Exercise goal: All records are to be retyped faithfully and completely.

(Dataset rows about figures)
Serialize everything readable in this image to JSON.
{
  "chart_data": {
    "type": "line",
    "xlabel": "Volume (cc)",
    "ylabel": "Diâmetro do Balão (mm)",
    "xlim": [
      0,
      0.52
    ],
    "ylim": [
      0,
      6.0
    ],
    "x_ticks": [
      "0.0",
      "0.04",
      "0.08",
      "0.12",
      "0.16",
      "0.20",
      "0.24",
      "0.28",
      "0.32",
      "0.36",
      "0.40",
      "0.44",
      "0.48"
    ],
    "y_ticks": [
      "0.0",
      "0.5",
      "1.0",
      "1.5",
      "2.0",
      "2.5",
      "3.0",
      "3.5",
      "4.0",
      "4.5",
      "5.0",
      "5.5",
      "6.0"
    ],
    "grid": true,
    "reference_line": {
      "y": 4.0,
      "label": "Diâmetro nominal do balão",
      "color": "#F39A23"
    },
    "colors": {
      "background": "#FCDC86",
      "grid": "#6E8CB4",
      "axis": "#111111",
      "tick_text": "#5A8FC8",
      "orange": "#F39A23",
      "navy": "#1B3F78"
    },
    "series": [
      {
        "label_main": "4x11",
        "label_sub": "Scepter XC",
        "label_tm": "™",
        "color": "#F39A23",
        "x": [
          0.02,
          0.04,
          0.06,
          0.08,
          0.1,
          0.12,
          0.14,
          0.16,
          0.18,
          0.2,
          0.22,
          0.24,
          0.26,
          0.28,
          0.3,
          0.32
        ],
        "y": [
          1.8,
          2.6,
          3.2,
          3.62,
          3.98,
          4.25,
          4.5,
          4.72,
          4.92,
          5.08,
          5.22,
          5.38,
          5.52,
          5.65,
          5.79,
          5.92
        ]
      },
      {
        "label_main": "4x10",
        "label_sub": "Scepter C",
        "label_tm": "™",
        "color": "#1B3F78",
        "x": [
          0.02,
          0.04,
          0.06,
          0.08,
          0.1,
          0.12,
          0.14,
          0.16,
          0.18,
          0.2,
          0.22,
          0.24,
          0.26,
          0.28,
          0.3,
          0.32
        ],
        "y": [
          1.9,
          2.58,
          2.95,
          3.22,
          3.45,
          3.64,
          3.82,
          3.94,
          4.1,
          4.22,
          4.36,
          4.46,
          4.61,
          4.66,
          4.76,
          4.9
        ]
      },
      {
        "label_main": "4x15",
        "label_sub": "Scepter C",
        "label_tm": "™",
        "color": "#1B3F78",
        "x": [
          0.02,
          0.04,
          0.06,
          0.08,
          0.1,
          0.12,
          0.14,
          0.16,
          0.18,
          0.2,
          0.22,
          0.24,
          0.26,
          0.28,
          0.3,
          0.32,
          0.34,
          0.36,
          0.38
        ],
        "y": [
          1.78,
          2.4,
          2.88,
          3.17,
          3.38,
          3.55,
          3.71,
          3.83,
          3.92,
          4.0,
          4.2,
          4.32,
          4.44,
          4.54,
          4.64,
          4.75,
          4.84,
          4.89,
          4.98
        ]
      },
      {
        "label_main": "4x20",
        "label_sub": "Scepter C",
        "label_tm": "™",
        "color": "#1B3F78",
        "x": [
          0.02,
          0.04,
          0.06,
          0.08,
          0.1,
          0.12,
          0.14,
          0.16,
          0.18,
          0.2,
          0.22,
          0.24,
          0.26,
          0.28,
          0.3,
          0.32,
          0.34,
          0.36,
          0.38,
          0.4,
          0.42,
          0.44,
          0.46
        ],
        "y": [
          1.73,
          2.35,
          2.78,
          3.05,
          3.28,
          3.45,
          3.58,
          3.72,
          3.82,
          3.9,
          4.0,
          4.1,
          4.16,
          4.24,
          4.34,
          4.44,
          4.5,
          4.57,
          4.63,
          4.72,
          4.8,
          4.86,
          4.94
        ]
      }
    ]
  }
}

Output:
Serialize everything readable in this image to JSON.
{
  "chart_data": {
    "type": "line",
    "xlabel": "Volume (cc)",
    "ylabel": "Diâmetro do Balão (mm)",
    "xlim": [
      0,
      0.52
    ],
    "ylim": [
      0,
      6.0
    ],
    "x_ticks": [
      "0.0",
      "0.04",
      "0.08",
      "0.12",
      "0.16",
      "0.20",
      "0.24",
      "0.28",
      "0.32",
      "0.36",
      "0.40",
      "0.44",
      "0.48"
    ],
    "y_ticks": [
      "0.0",
      "0.5",
      "1.0",
      "1.5",
      "2.0",
      "2.5",
      "3.0",
      "3.5",
      "4.0",
      "4.5",
      "5.0",
      "5.5",
      "6.0"
    ],
    "grid": true,
    "reference_line": {
      "y": 4.0,
      "label": "Diâmetro nominal do balão",
      "color": "#F39A23"
    },
    "colors": {
      "background": "#FCDC86",
      "grid": "#6E8CB4",
      "axis": "#111111",
      "tick_text": "#5A8FC8",
      "orange": "#F39A23",
      "navy": "#1B3F78"
    },
    "series": [
      {
        "label_main": "4x11",
        "label_sub": "Scepter XC",
        "label_tm": "™",
        "color": "#F39A23",
        "x": [
          0.02,
          0.04,
          0.06,
          0.08,
          0.1,
          0.12,
          0.14,
          0.16,
          0.18,
          0.2,
          0.22,
          0.24,
          0.26,
          0.28,
          0.3,
          0.32
        ],
        "y": [
          1.8,
          2.6,
          3.2,
          3.62,
          3.98,
          4.25,
          4.5,
          4.72,
          4.92,
          5.08,
          5.22,
          5.38,
          5.52,
          5.65,
          5.79,
          5.92
        ]
      },
      {
        "label_main": "4x10",
        "label_sub": "Scepter C",
        "label_tm": "™",
        "color": "#1B3F78",
        "x": [
          0.02,
          0.04,
          0.06,
          0.08,
          0.1,
          0.12,
          0.14,
          0.16,
          0.18,
          0.2,
          0.22,
          0.24,
          0.26,
          0.28,
          0.3,
          0.32
        ],
        "y": [
          1.9,
          2.58,
          2.95,
          3.22,
          3.45,
          3.64,
          3.82,
          3.94,
          4.1,
          4.22,
          4.36,
          4.46,
          4.61,
          4.66,
          4.76,
          4.9
        ]
      },
      {
        "label_main": "4x15",
        "label_sub": "Scepter C",
        "label_tm": "™",
        "color": "#1B3F78",
        "x": [
          0.02,
          0.04,
          0.06,
          0.08,
          0.1,
          0.12,
          0.14,
          0.16,
          0.18,
          0.2,
          0.22,
          0.24,
          0.26,
          0.28,
          0.3,
          0.32,
          0.34,
          0.36,
          0.38
        ],
        "y": [
          1.78,
          2.4,
          2.88,
          3.17,
          3.38,
          3.55,
          3.71,
          3.83,
          3.92,
          4.0,
          4.2,
          4.32,
          4.44,
          4.54,
          4.64,
          4.75,
          4.84,
          4.89,
          4.98
        ]
      },
      {
        "label_main": "4x20",
        "label_sub": "Scepter C",
        "label_tm": "™",
        "color": "#1B3F78",
        "x": [
          0.02,
          0.04,
          0.06,
          0.08,
          0.1,
          0.12,
          0.14,
          0.16,
          0.18,
          0.2,
          0.22,
          0.24,
          0.26,
          0.28,
          0.3,
          0.32,
          0.34,
          0.36,
          0.38,
          0.4,
          0.42,
          0.44,
          0.46
        ],
        "y": [
          1.73,
          2.35,
          2.78,
          3.05,
          3.28,
          3.45,
          3.58,
          3.72,
          3.82,
          3.9,
          4.0,
          4.1,
          4.16,
          4.24,
          4.34,
          4.44,
          4.5,
          4.57,
          4.63,
          4.72,
          4.8,
          4.86,
          4.94
        ]
      }
    ]
  }
}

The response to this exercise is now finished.